> Selected passage
HHDX: The past three eliminated members of the show have all alluded to (or blatantly stated) the show becoming corny over the period of its taping. Given the fact that yourself and Ego Trip have attempted to school not only the contestants, but the audience as well, about the culture of hip-hop do you think that these comments are somewhat insulting?
MS:
No. I think that its disappointing that people would say that. Its a great opportunity for them. You have to see it on both sides for what it is. The people who are still on feel good about the show. I have alluded to it that whether you feel good, bad or indifferent about it [the show], you have to go through it. Whether youre listening to the album or watching the show you have to go through it. I dont think that it the show was corny at all.

HHDX: With the success of the show on VH1, your own project and company continuing to keep your name ringing bells how does it feel to see hip-hop make so much progress over these last few years?
MS:
Im always proud to see what Hip-Hop can accomplish on a regular basis. Im blessed to be around creative people who can change how people learn, think, dress and feel. It is exciting to still be around and still be able to enjoy the growth process.

HHDX: When the show got down to the final two, what were your overall opinions of Shamrock and John Brown going in?
MS: Both of them definitely deserved to be there for the simple fact that they stepped up to all the challenges. They learned and grow during the show, they took what happened seriously. It was really entertaining. I honestly thought that Persia or Sullee was going to be there in the end. Shamrock was who I thought was not going to be in the final two. But he made it through and I wouldnt have had it for a more deserving person.

HHDX: In an interview here with Shamrock, he said that talking to you was one of his favorite influences throughout the show. How does hearing that make you feel?

MS:
Its very humbling. Its very flattering. I really did take the show seriously. I really thought that regardless of cameras or not, if people needed an opportunity and were given it, I should give them as much knowledge as possible to learn and grow. Sham, out of everyone, grew the most out of the experience. Shamrock had never been out of Atlanta in his entire life. Think about that for a second. He had never been 30 miles out of Atlanta. The guy got to absorb life outside of his hometown. He was able to take all that in and wound up using it to his advantage in the song and wit his 16. He really stepped up.

HHDX: Many people thought that John Brown was going home with the money, so do you agree with the final decision declaring Shamrock the winner?

> Listed records

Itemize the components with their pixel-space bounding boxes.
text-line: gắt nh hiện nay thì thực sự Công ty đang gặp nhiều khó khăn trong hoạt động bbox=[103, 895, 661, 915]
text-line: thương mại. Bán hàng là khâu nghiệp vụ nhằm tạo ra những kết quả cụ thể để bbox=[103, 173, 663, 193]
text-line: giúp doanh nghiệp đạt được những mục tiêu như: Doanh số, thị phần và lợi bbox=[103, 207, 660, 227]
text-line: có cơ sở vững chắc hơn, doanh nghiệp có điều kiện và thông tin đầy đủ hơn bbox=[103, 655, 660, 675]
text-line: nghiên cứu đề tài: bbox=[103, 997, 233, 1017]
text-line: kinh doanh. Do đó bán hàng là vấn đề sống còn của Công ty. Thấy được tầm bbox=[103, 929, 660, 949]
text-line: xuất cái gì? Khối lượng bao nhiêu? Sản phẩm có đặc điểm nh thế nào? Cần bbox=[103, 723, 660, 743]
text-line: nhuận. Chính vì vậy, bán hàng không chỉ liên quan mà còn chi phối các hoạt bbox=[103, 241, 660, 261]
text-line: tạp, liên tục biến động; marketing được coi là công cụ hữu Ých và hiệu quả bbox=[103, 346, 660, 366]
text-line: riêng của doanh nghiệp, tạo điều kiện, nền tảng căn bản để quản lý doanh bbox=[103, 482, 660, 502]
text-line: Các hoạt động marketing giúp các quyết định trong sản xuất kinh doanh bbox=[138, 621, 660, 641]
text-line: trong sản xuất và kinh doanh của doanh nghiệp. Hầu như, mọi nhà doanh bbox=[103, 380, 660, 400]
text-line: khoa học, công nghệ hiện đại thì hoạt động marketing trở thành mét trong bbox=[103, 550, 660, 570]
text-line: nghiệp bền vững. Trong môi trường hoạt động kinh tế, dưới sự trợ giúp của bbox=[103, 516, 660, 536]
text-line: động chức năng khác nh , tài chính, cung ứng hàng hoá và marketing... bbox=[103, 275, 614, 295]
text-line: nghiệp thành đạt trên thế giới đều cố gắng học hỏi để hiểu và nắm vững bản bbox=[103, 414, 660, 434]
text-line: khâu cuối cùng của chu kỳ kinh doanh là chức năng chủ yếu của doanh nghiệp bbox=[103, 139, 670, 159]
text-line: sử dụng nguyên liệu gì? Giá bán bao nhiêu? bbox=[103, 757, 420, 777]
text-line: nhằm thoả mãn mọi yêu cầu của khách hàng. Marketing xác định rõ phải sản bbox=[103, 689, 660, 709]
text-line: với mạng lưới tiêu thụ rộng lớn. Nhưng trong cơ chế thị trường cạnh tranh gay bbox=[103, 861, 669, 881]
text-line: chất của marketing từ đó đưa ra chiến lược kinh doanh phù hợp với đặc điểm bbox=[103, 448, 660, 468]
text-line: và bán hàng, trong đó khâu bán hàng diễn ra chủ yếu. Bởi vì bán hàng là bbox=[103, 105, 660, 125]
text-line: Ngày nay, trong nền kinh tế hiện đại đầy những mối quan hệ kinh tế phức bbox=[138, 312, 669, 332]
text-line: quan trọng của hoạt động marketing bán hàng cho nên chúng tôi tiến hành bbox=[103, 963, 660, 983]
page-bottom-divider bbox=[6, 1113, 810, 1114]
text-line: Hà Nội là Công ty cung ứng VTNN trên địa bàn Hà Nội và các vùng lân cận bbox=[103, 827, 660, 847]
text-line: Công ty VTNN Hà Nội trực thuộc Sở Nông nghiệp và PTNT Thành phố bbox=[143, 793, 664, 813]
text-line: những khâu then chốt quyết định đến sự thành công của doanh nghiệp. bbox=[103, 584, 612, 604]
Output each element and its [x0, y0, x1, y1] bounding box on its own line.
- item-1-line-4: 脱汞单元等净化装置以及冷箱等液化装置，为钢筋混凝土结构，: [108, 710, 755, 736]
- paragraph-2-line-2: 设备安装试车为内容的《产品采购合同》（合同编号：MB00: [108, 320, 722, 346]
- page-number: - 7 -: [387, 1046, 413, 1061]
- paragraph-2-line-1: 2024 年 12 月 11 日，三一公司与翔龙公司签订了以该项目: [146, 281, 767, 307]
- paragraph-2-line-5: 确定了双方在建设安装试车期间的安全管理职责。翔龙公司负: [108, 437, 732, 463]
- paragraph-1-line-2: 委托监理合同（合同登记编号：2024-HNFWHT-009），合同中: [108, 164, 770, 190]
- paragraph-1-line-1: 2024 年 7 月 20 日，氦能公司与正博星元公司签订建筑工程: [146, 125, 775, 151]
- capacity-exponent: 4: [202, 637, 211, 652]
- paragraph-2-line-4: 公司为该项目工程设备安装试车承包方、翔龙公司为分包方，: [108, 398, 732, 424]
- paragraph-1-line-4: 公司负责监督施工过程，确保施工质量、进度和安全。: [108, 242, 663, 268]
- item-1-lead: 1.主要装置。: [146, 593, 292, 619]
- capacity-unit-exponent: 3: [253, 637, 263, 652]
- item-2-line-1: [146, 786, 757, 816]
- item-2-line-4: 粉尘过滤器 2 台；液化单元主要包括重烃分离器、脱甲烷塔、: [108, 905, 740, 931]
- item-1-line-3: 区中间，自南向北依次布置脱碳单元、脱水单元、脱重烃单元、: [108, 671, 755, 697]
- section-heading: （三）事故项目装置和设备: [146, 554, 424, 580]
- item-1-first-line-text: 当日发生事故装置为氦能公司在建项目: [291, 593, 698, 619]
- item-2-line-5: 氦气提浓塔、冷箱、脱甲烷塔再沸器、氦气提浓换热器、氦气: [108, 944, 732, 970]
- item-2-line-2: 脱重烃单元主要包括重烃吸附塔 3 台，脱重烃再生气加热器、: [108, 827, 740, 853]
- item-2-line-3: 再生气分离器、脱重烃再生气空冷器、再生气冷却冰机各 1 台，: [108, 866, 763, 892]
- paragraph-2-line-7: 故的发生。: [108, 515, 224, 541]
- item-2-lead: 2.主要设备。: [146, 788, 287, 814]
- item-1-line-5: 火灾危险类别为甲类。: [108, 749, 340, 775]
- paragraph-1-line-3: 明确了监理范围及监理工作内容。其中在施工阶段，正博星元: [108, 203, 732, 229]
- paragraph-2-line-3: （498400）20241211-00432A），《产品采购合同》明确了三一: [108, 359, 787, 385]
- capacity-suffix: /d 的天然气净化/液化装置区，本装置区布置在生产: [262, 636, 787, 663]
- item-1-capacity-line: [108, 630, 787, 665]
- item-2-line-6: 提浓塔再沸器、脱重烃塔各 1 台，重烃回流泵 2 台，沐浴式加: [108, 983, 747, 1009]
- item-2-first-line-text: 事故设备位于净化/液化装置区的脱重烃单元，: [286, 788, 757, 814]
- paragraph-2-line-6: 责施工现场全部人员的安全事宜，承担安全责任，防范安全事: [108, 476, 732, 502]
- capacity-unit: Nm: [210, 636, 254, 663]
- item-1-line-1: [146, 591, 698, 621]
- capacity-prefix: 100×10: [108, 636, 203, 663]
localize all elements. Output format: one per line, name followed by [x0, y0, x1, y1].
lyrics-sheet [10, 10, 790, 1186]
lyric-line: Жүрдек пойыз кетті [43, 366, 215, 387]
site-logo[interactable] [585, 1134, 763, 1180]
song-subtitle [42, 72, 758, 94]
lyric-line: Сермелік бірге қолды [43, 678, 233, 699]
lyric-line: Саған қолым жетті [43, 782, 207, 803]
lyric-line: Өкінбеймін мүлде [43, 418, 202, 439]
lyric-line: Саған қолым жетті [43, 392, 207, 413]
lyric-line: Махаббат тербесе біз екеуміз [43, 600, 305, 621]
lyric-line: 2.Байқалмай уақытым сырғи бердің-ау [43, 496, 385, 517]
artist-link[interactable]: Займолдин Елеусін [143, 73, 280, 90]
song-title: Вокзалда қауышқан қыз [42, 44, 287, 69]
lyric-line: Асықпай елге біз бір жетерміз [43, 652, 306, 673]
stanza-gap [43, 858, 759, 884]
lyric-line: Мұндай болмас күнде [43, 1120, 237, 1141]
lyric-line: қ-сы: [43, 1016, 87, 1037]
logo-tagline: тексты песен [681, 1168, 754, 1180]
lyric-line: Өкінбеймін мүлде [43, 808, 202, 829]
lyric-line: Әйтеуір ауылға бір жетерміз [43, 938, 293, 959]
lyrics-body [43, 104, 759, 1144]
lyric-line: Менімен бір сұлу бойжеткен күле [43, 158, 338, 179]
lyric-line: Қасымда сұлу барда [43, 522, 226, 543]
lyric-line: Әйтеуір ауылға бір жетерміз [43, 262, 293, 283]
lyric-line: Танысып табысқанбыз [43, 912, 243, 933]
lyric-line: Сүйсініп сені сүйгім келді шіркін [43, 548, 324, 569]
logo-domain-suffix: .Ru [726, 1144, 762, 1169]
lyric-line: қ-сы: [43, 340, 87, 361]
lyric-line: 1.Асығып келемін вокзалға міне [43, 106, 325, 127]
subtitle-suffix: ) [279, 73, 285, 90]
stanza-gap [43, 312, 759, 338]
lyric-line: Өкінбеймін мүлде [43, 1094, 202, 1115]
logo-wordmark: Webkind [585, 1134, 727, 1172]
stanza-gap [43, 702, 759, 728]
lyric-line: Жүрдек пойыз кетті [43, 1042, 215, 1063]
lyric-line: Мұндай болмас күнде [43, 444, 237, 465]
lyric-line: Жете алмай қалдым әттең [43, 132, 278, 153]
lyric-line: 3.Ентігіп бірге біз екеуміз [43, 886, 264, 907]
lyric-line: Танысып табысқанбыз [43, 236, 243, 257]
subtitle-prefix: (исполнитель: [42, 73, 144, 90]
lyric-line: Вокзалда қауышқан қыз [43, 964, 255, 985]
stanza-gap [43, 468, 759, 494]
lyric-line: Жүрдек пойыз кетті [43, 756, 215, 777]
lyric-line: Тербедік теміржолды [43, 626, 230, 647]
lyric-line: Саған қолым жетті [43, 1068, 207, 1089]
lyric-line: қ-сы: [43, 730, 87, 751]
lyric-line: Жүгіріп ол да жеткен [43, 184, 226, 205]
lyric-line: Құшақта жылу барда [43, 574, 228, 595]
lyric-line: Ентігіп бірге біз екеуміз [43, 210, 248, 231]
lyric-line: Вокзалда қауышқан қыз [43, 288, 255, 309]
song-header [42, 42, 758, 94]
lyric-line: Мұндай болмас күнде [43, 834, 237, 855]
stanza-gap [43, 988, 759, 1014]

> Exercise tasks
1. In the hip-hop show interview, how far had Shamrock traveled from Atlanta before the show?
2. Pick up the hip-hop show interview right after its final question and keep it going.
The rows have no connection to the interview text.

> Task responses
1. He had never been 30 miles out of Atlanta.

2.
MS: The one thing that John Brown did wrong was that he did a song that was way too intellectual and over peoples head. For all the times, he said, Hallelujah Holla Back, he outsmarted himself. Shamrock just put it out there. We all loved the fact that he did the song, Fly Away. The crowd was really into it. It was cool how he handled himself under that type of pressure. Hes not the prettiest or most lyrical dude, but people love Sham. Hes a cool dude. I was doing radio stations every week on promo tour and people grew affectionate of him. When we did the series finale at Southpaw in New York, people heard Shamrocks name and went crazy. They took to him. It was a great look. But John Brown has a career in front of him that hell be able to make moves with. Hes selling his shirts and being smart about his business. But it all comes down to stepping up and making great records. Thatll launch you into the stars.

HHDX: With hip-hop engaged in so much beef right now and the media trying to use it to point blame on societys ills is there any way to stop the bullshit?
MS:
I think that hip-hop has always been a reflection of societys ills. I dont think that they create them. Its unfortunate when the media looks at it as the cause and not the effect. Hip-Hop will always be the effect of whats in the street and not the cause of what goes on in it. Its ludicrous! Its like saying that Michaelangelos David made nudity obscene. Society has its issues and all music has been is the voice of those issues. They talk about things that will happen, not because of the music, but is reflecting whats going on within our communities. Its insane that people arent seeing that. I think that its painfully obvious.